Return all entries precisely as they stand, without the images.

-- begin Records shown --

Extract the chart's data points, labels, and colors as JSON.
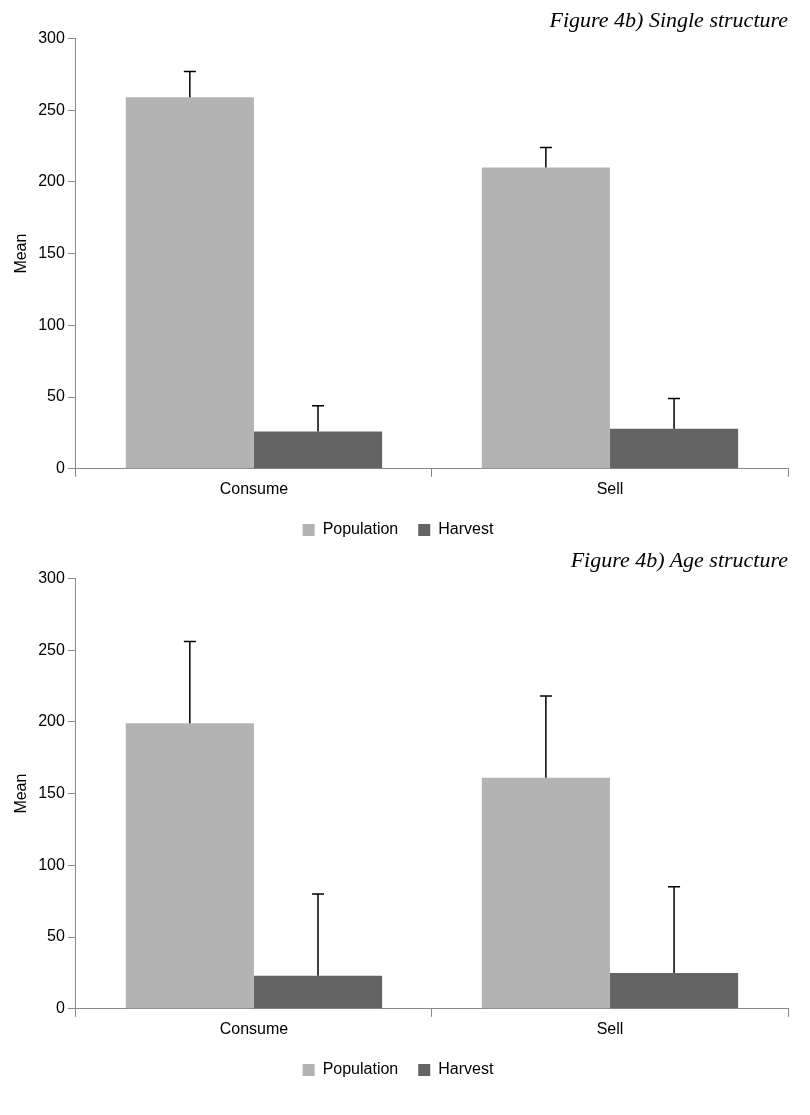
{
  "chart_data": [
    {
      "type": "bar",
      "title": "Figure 4b) Single structure",
      "ylabel": "Mean",
      "categories": [
        "Consume",
        "Sell"
      ],
      "series": [
        {
          "name": "Population",
          "color": "#b3b3b3",
          "values": [
            259,
            210
          ],
          "errors": [
            [
              259,
              277
            ],
            [
              210,
              224
            ]
          ]
        },
        {
          "name": "Harvest",
          "color": "#646464",
          "values": [
            26,
            28
          ],
          "errors": [
            [
              26,
              44
            ],
            [
              28,
              49
            ]
          ]
        }
      ],
      "ylim": [
        0,
        300
      ],
      "yticks": [
        0,
        50,
        100,
        150,
        200,
        250,
        300
      ],
      "grid": false,
      "legend": "bottom"
    },
    {
      "type": "bar",
      "title": "Figure 4b) Age structure",
      "ylabel": "Mean",
      "categories": [
        "Consume",
        "Sell"
      ],
      "series": [
        {
          "name": "Population",
          "color": "#b3b3b3",
          "values": [
            199,
            161
          ],
          "errors": [
            [
              199,
              256
            ],
            [
              161,
              218
            ]
          ]
        },
        {
          "name": "Harvest",
          "color": "#646464",
          "values": [
            23,
            25
          ],
          "errors": [
            [
              23,
              80
            ],
            [
              25,
              85
            ]
          ]
        }
      ],
      "ylim": [
        0,
        300
      ],
      "yticks": [
        0,
        50,
        100,
        150,
        200,
        250,
        300
      ],
      "grid": false,
      "legend": "bottom"
    }
  ]
}
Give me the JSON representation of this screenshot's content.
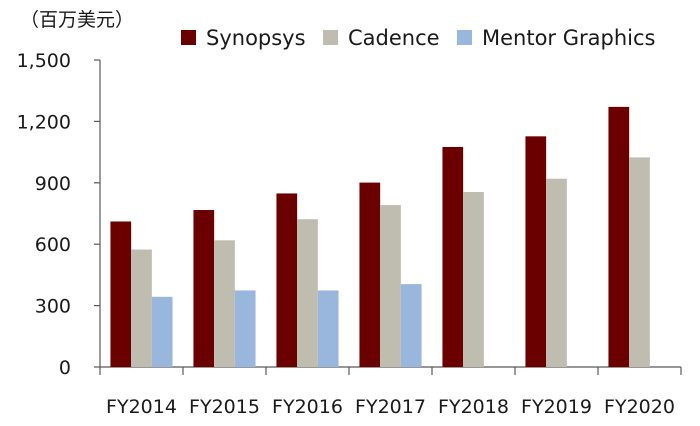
{
  "chart_data": {
    "type": "bar",
    "unit_label": "（百万美元）",
    "categories": [
      "FY2014",
      "FY2015",
      "FY2016",
      "FY2017",
      "FY2018",
      "FY2019",
      "FY2020"
    ],
    "series": [
      {
        "name": "Synopsys",
        "color": "#6b0000",
        "values": [
          711,
          767,
          848,
          901,
          1075,
          1127,
          1271
        ]
      },
      {
        "name": "Cadence",
        "color": "#bfbdaf",
        "values": [
          574,
          619,
          722,
          791,
          855,
          920,
          1024
        ]
      },
      {
        "name": "Mentor Graphics",
        "color": "#99b6dc",
        "values": [
          343,
          374,
          374,
          405,
          null,
          null,
          null
        ]
      }
    ],
    "y_ticks": [
      "0",
      "300",
      "600",
      "900",
      "1,200",
      "1,500"
    ],
    "ylim": [
      0,
      1500
    ],
    "legend_position": "top-right",
    "grid": false
  }
}
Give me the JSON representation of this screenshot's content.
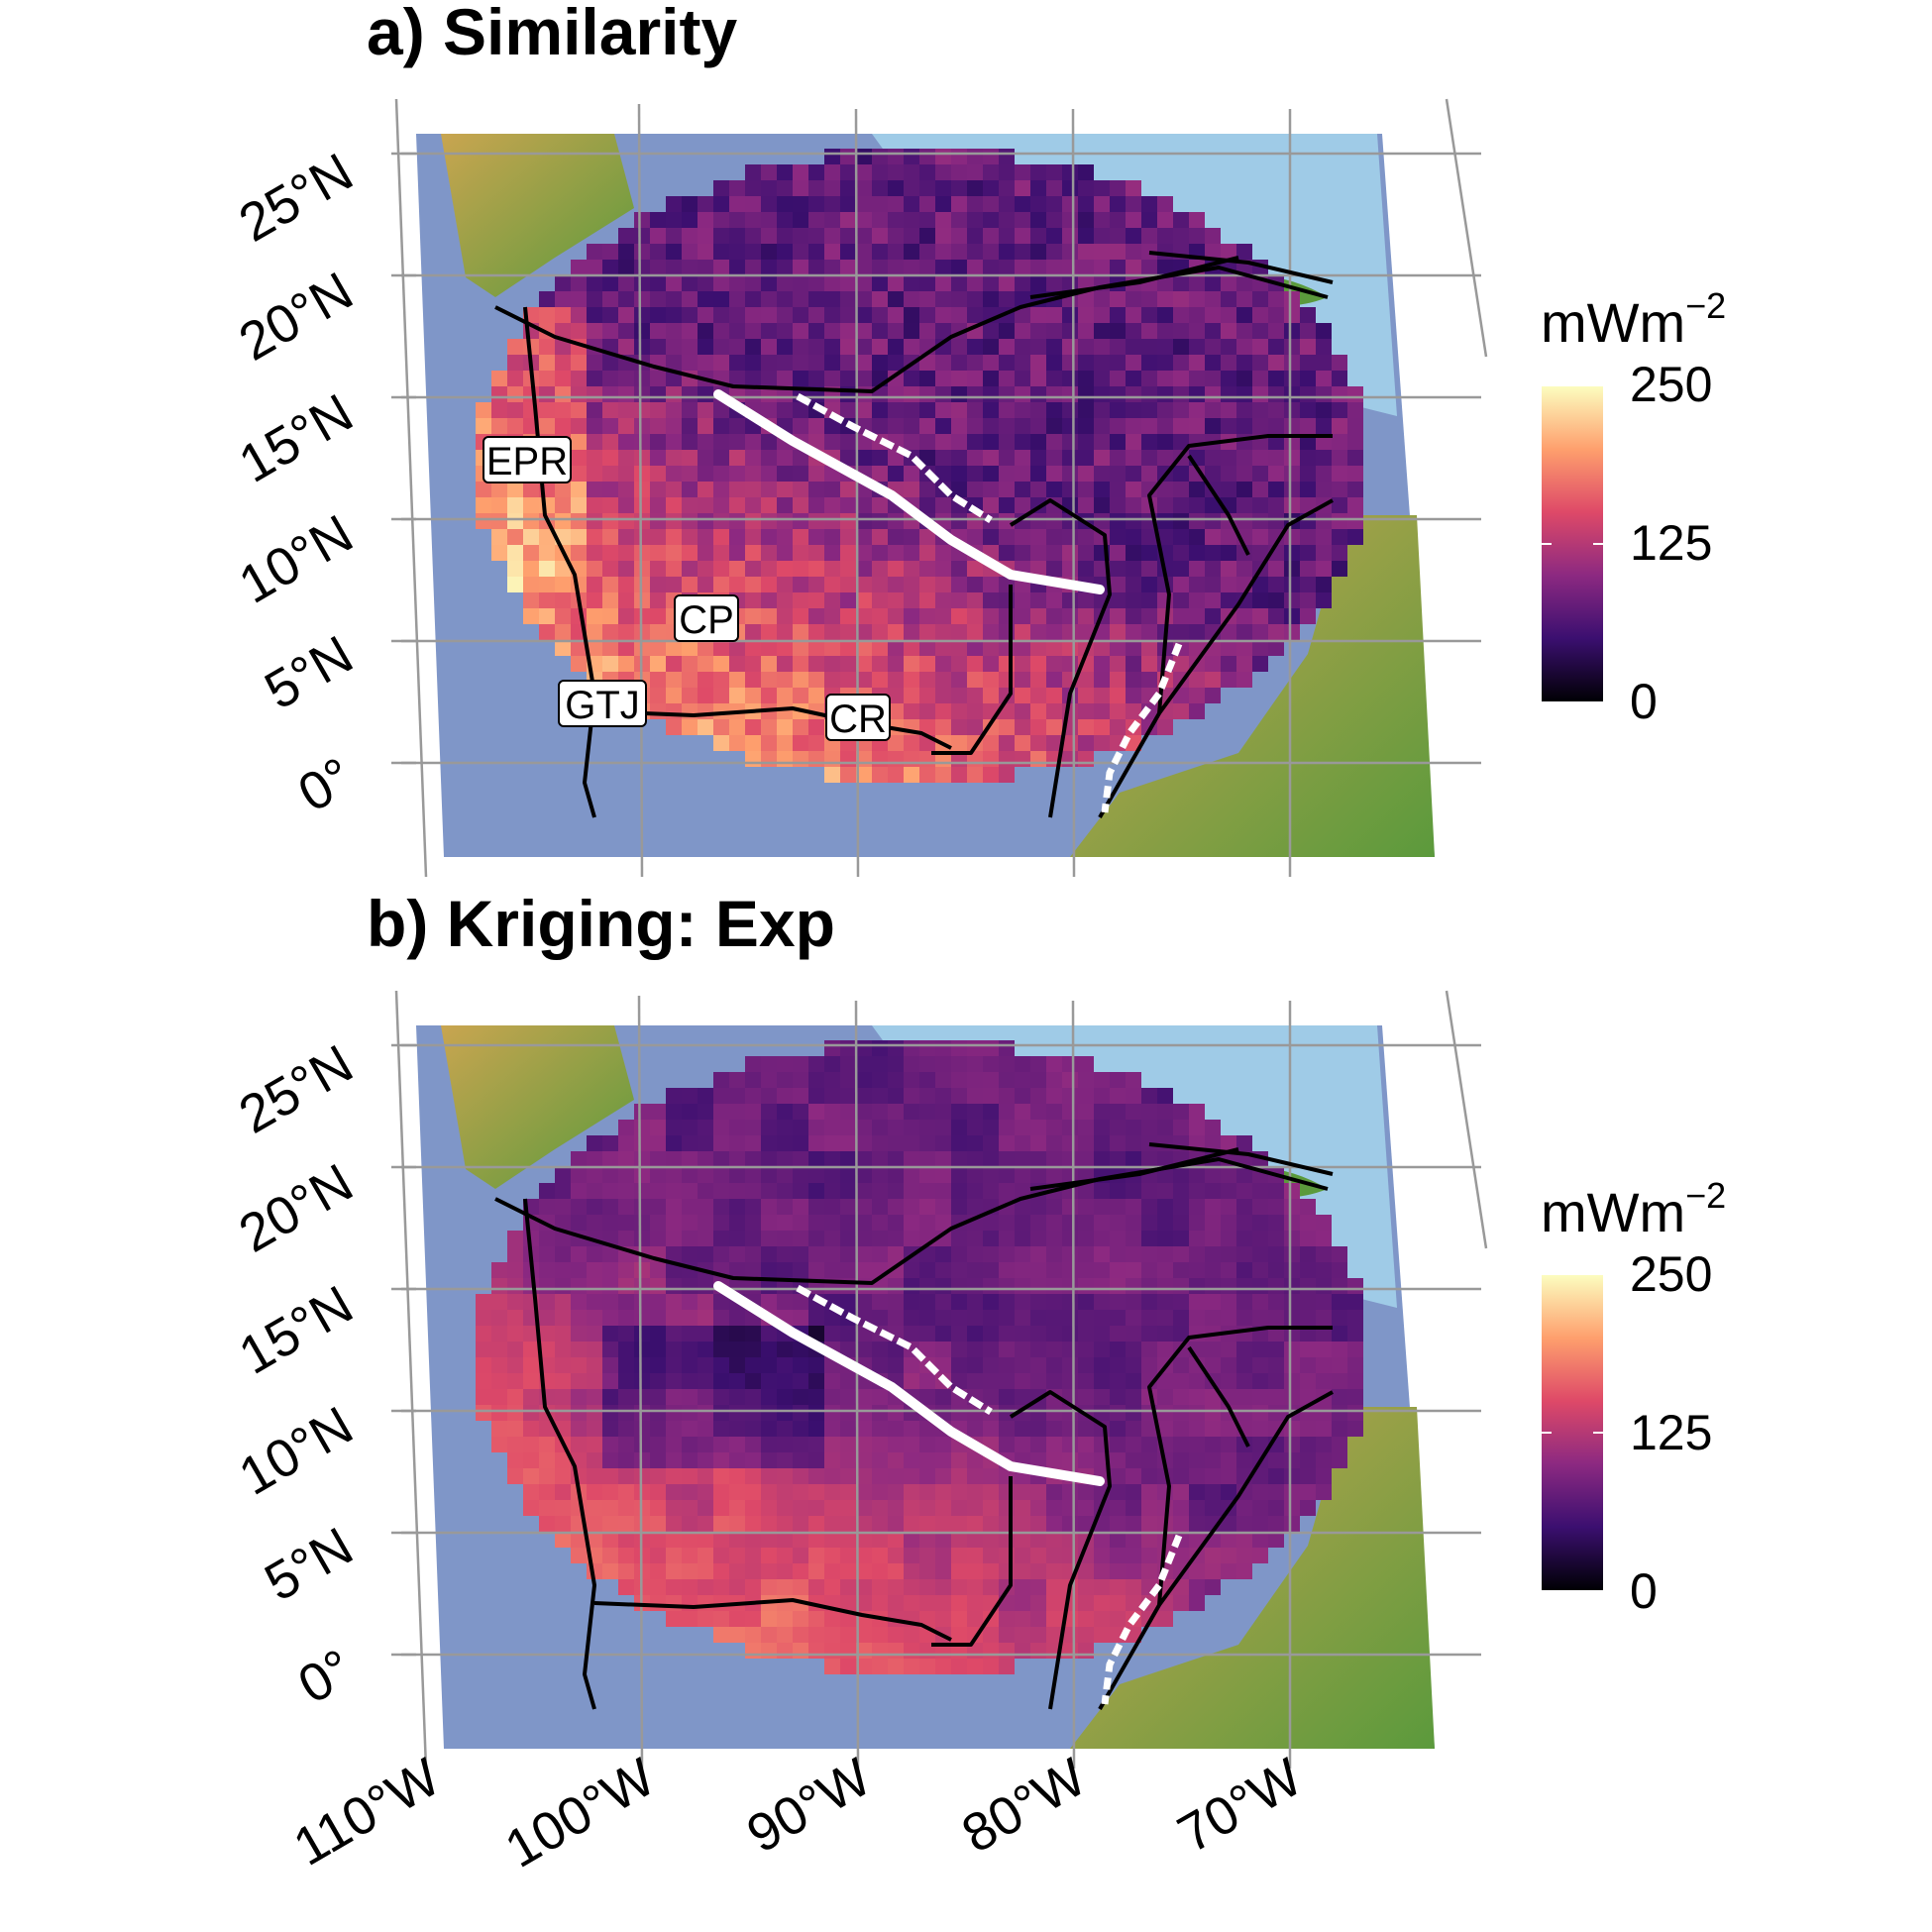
{
  "panels": [
    {
      "title": "a) Similarity",
      "field": "similarity"
    },
    {
      "title": "b) Kriging: Exp",
      "field": "kriging"
    }
  ],
  "axes": {
    "lat_labels": [
      "25°N",
      "20°N",
      "15°N",
      "10°N",
      "5°N",
      "0°"
    ],
    "lon_labels": [
      "110°W",
      "100°W",
      "90°W",
      "80°W",
      "70°W"
    ]
  },
  "legend": {
    "unit": "mWm",
    "unit_exponent": "−2",
    "ticks": [
      "250",
      "125",
      "0"
    ],
    "range": [
      0,
      250
    ],
    "colors": [
      "#000004",
      "#3b0f70",
      "#8c2981",
      "#de4968",
      "#fe9f6d",
      "#fcfdbf"
    ]
  },
  "region_labels": [
    "EPR",
    "CP",
    "GTJ",
    "CR"
  ],
  "colors": {
    "ocean_deep": "#7f96c8",
    "ocean_shallow": "#a8d8ef",
    "land_low": "#5b9a3c",
    "land_high": "#c9a550",
    "graticule": "#999999",
    "boundaries": "#000000",
    "arc": "#ffffff"
  }
}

-- end Records shown --

Reply:
Extract the chart's data points, labels, and colors as JSON.
{
  "chart_data": [
    {
      "type": "bar",
      "title": "Figure 4b) Single structure",
      "ylabel": "Mean",
      "categories": [
        "Consume",
        "Sell"
      ],
      "series": [
        {
          "name": "Population",
          "color": "#b3b3b3",
          "values": [
            259,
            210
          ],
          "errors": [
            [
              259,
              277
            ],
            [
              210,
              224
            ]
          ]
        },
        {
          "name": "Harvest",
          "color": "#646464",
          "values": [
            26,
            28
          ],
          "errors": [
            [
              26,
              44
            ],
            [
              28,
              49
            ]
          ]
        }
      ],
      "ylim": [
        0,
        300
      ],
      "yticks": [
        0,
        50,
        100,
        150,
        200,
        250,
        300
      ],
      "grid": false,
      "legend": "bottom"
    },
    {
      "type": "bar",
      "title": "Figure 4b) Age structure",
      "ylabel": "Mean",
      "categories": [
        "Consume",
        "Sell"
      ],
      "series": [
        {
          "name": "Population",
          "color": "#b3b3b3",
          "values": [
            199,
            161
          ],
          "errors": [
            [
              199,
              256
            ],
            [
              161,
              218
            ]
          ]
        },
        {
          "name": "Harvest",
          "color": "#646464",
          "values": [
            23,
            25
          ],
          "errors": [
            [
              23,
              80
            ],
            [
              25,
              85
            ]
          ]
        }
      ],
      "ylim": [
        0,
        300
      ],
      "yticks": [
        0,
        50,
        100,
        150,
        200,
        250,
        300
      ],
      "grid": false,
      "legend": "bottom"
    }
  ]
}
Give me the JSON representation of this screenshot's content.
{
  "chart_data": {
    "type": "bar",
    "unit_label": "（百万美元）",
    "categories": [
      "FY2014",
      "FY2015",
      "FY2016",
      "FY2017",
      "FY2018",
      "FY2019",
      "FY2020"
    ],
    "series": [
      {
        "name": "Synopsys",
        "color": "#6b0000",
        "values": [
          711,
          767,
          848,
          901,
          1075,
          1127,
          1271
        ]
      },
      {
        "name": "Cadence",
        "color": "#bfbdaf",
        "values": [
          574,
          619,
          722,
          791,
          855,
          920,
          1024
        ]
      },
      {
        "name": "Mentor Graphics",
        "color": "#99b6dc",
        "values": [
          343,
          374,
          374,
          405,
          null,
          null,
          null
        ]
      }
    ],
    "y_ticks": [
      "0",
      "300",
      "600",
      "900",
      "1,200",
      "1,500"
    ],
    "ylim": [
      0,
      1500
    ],
    "legend_position": "top-right",
    "grid": false
  }
}
Give me the JSON representation of this screenshot's content.
{
  "panels": [
    {
      "title": "a) Similarity",
      "field": "similarity"
    },
    {
      "title": "b) Kriging: Exp",
      "field": "kriging"
    }
  ],
  "axes": {
    "lat_labels": [
      "25°N",
      "20°N",
      "15°N",
      "10°N",
      "5°N",
      "0°"
    ],
    "lon_labels": [
      "110°W",
      "100°W",
      "90°W",
      "80°W",
      "70°W"
    ]
  },
  "legend": {
    "unit": "mWm",
    "unit_exponent": "−2",
    "ticks": [
      "250",
      "125",
      "0"
    ],
    "range": [
      0,
      250
    ],
    "colors": [
      "#000004",
      "#3b0f70",
      "#8c2981",
      "#de4968",
      "#fe9f6d",
      "#fcfdbf"
    ]
  },
  "region_labels": [
    "EPR",
    "CP",
    "GTJ",
    "CR"
  ],
  "colors": {
    "ocean_deep": "#7f96c8",
    "ocean_shallow": "#a8d8ef",
    "land_low": "#5b9a3c",
    "land_high": "#c9a550",
    "graticule": "#999999",
    "boundaries": "#000000",
    "arc": "#ffffff"
  }
}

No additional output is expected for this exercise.